◆ **Task prompt**: Return the listing word for word, as given.
------------------------------------------------
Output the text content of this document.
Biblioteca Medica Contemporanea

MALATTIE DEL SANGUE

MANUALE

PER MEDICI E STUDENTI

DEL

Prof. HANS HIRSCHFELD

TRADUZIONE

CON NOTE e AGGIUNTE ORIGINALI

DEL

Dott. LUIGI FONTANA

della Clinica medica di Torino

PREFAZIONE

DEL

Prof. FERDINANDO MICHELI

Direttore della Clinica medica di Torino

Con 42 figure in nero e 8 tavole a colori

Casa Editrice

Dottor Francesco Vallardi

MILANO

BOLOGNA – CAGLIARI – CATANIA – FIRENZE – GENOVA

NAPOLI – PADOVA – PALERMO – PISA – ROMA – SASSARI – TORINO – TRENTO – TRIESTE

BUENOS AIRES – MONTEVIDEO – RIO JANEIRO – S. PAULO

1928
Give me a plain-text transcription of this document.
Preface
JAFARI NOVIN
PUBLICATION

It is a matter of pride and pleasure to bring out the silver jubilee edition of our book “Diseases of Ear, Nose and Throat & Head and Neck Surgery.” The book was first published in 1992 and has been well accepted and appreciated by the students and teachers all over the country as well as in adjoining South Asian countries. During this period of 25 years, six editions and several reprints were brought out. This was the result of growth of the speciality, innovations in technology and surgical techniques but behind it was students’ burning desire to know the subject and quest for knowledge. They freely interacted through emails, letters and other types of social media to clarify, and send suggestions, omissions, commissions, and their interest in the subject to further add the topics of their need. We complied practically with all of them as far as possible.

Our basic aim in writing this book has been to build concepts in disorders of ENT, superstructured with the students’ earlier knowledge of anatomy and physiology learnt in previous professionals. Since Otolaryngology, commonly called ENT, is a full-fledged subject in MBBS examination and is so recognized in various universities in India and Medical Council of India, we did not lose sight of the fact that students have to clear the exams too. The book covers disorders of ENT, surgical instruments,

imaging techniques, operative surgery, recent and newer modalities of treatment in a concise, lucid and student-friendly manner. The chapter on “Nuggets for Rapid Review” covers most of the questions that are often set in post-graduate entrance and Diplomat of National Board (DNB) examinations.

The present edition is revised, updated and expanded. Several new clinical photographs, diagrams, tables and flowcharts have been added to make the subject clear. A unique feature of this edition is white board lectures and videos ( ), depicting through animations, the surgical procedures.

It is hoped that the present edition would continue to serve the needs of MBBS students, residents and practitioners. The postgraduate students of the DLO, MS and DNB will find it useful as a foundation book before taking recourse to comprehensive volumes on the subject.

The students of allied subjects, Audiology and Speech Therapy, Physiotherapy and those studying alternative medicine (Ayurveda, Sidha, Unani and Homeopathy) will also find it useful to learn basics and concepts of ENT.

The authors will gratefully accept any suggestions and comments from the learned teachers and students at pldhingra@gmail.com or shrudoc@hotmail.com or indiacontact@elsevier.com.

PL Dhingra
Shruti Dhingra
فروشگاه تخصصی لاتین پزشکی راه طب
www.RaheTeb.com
------------------------------------------------
◆ **Answer to the exercise**:
Output the text content of this document.
Biblioteca Medica Contemporanea

MALATTIE DEL SANGUE

MANUALE

PER MEDICI E STUDENTI

DEL

Prof. HANS HIRSCHFELD

TRADUZIONE

CON NOTE e AGGIUNTE ORIGINALI

DEL

Dott. LUIGI FONTANA

della Clinica medica di Torino

PREFAZIONE

DEL

Prof. FERDINANDO MICHELI

Direttore della Clinica medica di Torino

Con 42 figure in nero e 8 tavole a colori

Casa Editrice

Dottor Francesco Vallardi

MILANO

BOLOGNA – CAGLIARI – CATANIA – FIRENZE – GENOVA

NAPOLI – PADOVA – PALERMO – PISA – ROMA – SASSARI – TORINO – TRENTO – TRIESTE

BUENOS AIRES – MONTEVIDEO – RIO JANEIRO – S. PAULO

1928
Give me a plain-text transcription of this document.
Preface
JAFARI NOVIN
PUBLICATION

It is a matter of pride and pleasure to bring out the silver jubilee edition of our book “Diseases of Ear, Nose and Throat & Head and Neck Surgery.” The book was first published in 1992 and has been well accepted and appreciated by the students and teachers all over the country as well as in adjoining South Asian countries. During this period of 25 years, six editions and several reprints were brought out. This was the result of growth of the speciality, innovations in technology and surgical techniques but behind it was students’ burning desire to know the subject and quest for knowledge. They freely interacted through emails, letters and other types of social media to clarify, and send suggestions, omissions, commissions, and their interest in the subject to further add the topics of their need. We complied practically with all of them as far as possible.

Our basic aim in writing this book has been to build concepts in disorders of ENT, superstructured with the students’ earlier knowledge of anatomy and physiology learnt in previous professionals. Since Otolaryngology, commonly called ENT, is a full-fledged subject in MBBS examination and is so recognized in various universities in India and Medical Council of India, we did not lose sight of the fact that students have to clear the exams too. The book covers disorders of ENT, surgical instruments,

imaging techniques, operative surgery, recent and newer modalities of treatment in a concise, lucid and student-friendly manner. The chapter on “Nuggets for Rapid Review” covers most of the questions that are often set in post-graduate entrance and Diplomat of National Board (DNB) examinations.

The present edition is revised, updated and expanded. Several new clinical photographs, diagrams, tables and flowcharts have been added to make the subject clear. A unique feature of this edition is white board lectures and videos ( ), depicting through animations, the surgical procedures.

It is hoped that the present edition would continue to serve the needs of MBBS students, residents and practitioners. The postgraduate students of the DLO, MS and DNB will find it useful as a foundation book before taking recourse to comprehensive volumes on the subject.

The students of allied subjects, Audiology and Speech Therapy, Physiotherapy and those studying alternative medicine (Ayurveda, Sidha, Unani and Homeopathy) will also find it useful to learn basics and concepts of ENT.

The authors will gratefully accept any suggestions and comments from the learned teachers and students at pldhingra@gmail.com or shrudoc@hotmail.com or indiacontact@elsevier.com.

PL Dhingra
Shruti Dhingra
فروشگاه تخصصی لاتین پزشکی راه طب
www.RaheTeb.com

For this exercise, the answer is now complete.